* _Data shown_
------

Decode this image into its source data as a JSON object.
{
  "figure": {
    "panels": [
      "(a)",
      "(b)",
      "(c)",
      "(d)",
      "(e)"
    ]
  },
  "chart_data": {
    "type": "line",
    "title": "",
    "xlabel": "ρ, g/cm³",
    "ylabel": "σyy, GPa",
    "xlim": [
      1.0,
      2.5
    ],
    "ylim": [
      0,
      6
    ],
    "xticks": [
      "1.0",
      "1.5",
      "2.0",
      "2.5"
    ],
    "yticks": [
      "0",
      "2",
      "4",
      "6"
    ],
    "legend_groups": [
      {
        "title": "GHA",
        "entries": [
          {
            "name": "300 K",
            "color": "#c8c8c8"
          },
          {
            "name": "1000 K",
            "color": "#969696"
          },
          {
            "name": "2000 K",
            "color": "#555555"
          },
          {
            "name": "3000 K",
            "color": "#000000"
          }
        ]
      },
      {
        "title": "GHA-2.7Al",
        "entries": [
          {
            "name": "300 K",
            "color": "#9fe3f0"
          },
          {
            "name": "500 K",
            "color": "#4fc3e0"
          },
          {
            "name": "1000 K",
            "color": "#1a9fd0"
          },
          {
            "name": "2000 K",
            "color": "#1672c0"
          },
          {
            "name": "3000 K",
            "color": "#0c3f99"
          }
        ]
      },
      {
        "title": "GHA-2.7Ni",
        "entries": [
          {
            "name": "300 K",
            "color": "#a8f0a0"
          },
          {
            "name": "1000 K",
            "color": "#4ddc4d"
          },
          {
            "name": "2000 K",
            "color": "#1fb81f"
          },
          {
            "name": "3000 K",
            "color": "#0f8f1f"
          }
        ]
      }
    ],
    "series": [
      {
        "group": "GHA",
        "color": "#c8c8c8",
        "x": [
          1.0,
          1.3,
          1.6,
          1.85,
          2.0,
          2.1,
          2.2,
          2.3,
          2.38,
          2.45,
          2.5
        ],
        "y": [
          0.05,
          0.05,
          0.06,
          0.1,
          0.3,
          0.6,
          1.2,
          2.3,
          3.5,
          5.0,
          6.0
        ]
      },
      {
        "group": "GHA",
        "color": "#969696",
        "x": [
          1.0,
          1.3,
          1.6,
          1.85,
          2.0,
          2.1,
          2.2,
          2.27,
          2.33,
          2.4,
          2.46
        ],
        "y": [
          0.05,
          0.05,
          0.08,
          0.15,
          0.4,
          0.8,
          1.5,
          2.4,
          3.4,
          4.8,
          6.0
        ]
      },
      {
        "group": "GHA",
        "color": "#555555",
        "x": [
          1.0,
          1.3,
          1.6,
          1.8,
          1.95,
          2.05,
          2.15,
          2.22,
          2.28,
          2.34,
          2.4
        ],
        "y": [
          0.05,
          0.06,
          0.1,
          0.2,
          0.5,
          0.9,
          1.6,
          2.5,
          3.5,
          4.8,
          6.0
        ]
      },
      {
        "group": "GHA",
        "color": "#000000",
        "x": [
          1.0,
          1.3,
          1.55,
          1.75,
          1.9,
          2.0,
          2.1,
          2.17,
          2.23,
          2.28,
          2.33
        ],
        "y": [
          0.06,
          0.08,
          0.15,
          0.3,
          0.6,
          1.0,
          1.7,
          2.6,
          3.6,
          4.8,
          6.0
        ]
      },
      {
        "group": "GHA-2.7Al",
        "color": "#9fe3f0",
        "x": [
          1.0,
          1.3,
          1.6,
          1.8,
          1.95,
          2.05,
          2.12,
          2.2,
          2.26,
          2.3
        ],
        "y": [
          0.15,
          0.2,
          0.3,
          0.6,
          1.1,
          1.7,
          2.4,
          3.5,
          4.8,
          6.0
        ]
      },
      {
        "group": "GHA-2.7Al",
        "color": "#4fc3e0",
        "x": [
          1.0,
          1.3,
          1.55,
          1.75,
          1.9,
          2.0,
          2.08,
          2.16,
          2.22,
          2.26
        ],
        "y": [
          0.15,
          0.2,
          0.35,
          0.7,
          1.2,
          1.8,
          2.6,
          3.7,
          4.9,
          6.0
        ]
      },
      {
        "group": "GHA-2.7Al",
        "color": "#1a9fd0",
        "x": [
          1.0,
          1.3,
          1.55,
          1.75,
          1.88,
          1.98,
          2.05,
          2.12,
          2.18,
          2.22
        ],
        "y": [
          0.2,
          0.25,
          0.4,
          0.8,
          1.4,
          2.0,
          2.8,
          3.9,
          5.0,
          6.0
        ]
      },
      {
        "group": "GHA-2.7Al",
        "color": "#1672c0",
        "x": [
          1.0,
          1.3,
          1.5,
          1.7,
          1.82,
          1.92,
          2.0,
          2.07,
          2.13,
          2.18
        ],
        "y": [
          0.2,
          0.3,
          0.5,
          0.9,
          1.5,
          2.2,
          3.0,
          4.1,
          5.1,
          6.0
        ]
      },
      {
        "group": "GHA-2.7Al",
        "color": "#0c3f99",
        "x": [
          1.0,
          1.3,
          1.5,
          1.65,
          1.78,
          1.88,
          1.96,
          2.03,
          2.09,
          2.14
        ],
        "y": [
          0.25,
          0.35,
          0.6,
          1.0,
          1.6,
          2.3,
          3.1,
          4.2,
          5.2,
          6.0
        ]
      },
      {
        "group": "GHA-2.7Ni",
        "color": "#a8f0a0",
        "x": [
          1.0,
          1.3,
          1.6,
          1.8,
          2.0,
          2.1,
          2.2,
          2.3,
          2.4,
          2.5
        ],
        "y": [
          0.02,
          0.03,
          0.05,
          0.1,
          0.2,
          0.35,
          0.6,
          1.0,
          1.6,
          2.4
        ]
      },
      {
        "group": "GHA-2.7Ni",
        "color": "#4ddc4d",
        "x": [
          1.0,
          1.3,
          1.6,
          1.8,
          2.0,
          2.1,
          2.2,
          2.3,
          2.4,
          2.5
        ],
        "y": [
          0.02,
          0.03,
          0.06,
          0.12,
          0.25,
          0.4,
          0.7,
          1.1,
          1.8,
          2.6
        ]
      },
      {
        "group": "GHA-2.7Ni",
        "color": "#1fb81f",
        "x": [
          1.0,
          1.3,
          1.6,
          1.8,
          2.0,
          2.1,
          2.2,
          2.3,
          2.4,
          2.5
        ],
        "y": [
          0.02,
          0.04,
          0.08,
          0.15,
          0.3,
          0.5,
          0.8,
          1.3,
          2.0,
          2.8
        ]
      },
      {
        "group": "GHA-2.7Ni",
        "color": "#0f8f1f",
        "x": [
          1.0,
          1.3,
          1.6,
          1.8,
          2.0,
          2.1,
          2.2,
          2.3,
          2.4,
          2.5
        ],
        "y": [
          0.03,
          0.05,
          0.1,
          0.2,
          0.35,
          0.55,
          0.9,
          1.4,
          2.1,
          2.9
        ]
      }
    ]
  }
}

------

Write out every line of the preceding listing that contains "title".

* _Final result_
    "title": "",
        "title": "GHA",
        "title": "GHA-2.7Al",
        "title": "GHA-2.7Ni",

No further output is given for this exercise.